(Stored entries)
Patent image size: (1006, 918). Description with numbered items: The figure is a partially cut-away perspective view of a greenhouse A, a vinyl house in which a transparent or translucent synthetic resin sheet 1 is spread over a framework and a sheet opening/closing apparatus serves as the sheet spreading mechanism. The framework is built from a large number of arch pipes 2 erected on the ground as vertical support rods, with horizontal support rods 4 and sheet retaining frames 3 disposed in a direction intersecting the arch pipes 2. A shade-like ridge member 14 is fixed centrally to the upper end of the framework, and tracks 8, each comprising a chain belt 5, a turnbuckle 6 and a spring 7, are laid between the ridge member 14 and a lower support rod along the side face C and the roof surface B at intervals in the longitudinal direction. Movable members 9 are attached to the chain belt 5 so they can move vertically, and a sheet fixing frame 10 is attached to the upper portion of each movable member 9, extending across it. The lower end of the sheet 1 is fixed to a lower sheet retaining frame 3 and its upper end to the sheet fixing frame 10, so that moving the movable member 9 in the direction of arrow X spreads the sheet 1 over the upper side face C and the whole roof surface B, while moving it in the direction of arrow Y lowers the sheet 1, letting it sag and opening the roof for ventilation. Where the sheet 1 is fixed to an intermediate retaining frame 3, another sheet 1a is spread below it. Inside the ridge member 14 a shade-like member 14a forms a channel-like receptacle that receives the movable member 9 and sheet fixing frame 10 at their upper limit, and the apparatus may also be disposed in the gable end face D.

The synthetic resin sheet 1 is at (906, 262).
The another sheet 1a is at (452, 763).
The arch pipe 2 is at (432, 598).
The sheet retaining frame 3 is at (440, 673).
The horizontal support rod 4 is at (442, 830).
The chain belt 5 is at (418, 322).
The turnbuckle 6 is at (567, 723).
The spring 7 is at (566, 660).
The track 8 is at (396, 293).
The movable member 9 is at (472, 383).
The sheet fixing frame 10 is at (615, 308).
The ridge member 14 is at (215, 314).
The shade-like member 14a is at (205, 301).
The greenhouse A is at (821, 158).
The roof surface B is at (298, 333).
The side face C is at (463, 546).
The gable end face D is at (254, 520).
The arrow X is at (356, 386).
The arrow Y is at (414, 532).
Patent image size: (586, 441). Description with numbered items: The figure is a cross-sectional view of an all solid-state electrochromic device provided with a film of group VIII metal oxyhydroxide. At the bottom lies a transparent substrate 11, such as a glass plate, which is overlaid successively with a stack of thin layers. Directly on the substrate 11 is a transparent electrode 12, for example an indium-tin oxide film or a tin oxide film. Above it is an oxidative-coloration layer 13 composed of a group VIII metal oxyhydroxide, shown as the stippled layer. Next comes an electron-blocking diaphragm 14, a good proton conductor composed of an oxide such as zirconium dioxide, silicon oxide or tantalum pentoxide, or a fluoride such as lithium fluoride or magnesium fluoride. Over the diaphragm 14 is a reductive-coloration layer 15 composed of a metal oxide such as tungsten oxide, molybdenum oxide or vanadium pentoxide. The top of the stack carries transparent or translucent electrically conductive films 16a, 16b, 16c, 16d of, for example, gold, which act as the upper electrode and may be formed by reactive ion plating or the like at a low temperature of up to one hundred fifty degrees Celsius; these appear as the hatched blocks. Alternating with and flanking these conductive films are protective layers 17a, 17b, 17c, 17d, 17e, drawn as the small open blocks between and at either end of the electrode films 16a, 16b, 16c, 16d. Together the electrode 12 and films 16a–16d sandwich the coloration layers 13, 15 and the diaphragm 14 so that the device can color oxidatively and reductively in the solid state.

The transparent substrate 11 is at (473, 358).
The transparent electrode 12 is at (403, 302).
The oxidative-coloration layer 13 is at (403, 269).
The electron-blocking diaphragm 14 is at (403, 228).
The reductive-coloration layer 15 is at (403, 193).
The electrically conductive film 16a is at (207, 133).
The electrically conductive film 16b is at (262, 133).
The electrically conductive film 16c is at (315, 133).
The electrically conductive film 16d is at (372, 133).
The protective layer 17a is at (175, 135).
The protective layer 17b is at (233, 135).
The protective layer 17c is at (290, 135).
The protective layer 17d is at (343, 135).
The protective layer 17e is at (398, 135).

**EXERCISE DETAILS:** Transcribe the records word for word from their first line through the line containing "The arch pipe 2 is at (432, 598).", both ends inclusive.

**SOLUTION TO THE EXERCISE:**
Patent image size: (1006, 918). Description with numbered items: The figure is a partially cut-away perspective view of a greenhouse A, a vinyl house in which a transparent or translucent synthetic resin sheet 1 is spread over a framework and a sheet opening/closing apparatus serves as the sheet spreading mechanism. The framework is built from a large number of arch pipes 2 erected on the ground as vertical support rods, with horizontal support rods 4 and sheet retaining frames 3 disposed in a direction intersecting the arch pipes 2. A shade-like ridge member 14 is fixed centrally to the upper end of the framework, and tracks 8, each comprising a chain belt 5, a turnbuckle 6 and a spring 7, are laid between the ridge member 14 and a lower support rod along the side face C and the roof surface B at intervals in the longitudinal direction. Movable members 9 are attached to the chain belt 5 so they can move vertically, and a sheet fixing frame 10 is attached to the upper portion of each movable member 9, extending across it. The lower end of the sheet 1 is fixed to a lower sheet retaining frame 3 and its upper end to the sheet fixing frame 10, so that moving the movable member 9 in the direction of arrow X spreads the sheet 1 over the upper side face C and the whole roof surface B, while moving it in the direction of arrow Y lowers the sheet 1, letting it sag and opening the roof for ventilation. Where the sheet 1 is fixed to an intermediate retaining frame 3, another sheet 1a is spread below it. Inside the ridge member 14 a shade-like member 14a forms a channel-like receptacle that receives the movable member 9 and sheet fixing frame 10 at their upper limit, and the apparatus may also be disposed in the gable end face D.

The synthetic resin sheet 1 is at (906, 262).
The another sheet 1a is at (452, 763).
The arch pipe 2 is at (432, 598).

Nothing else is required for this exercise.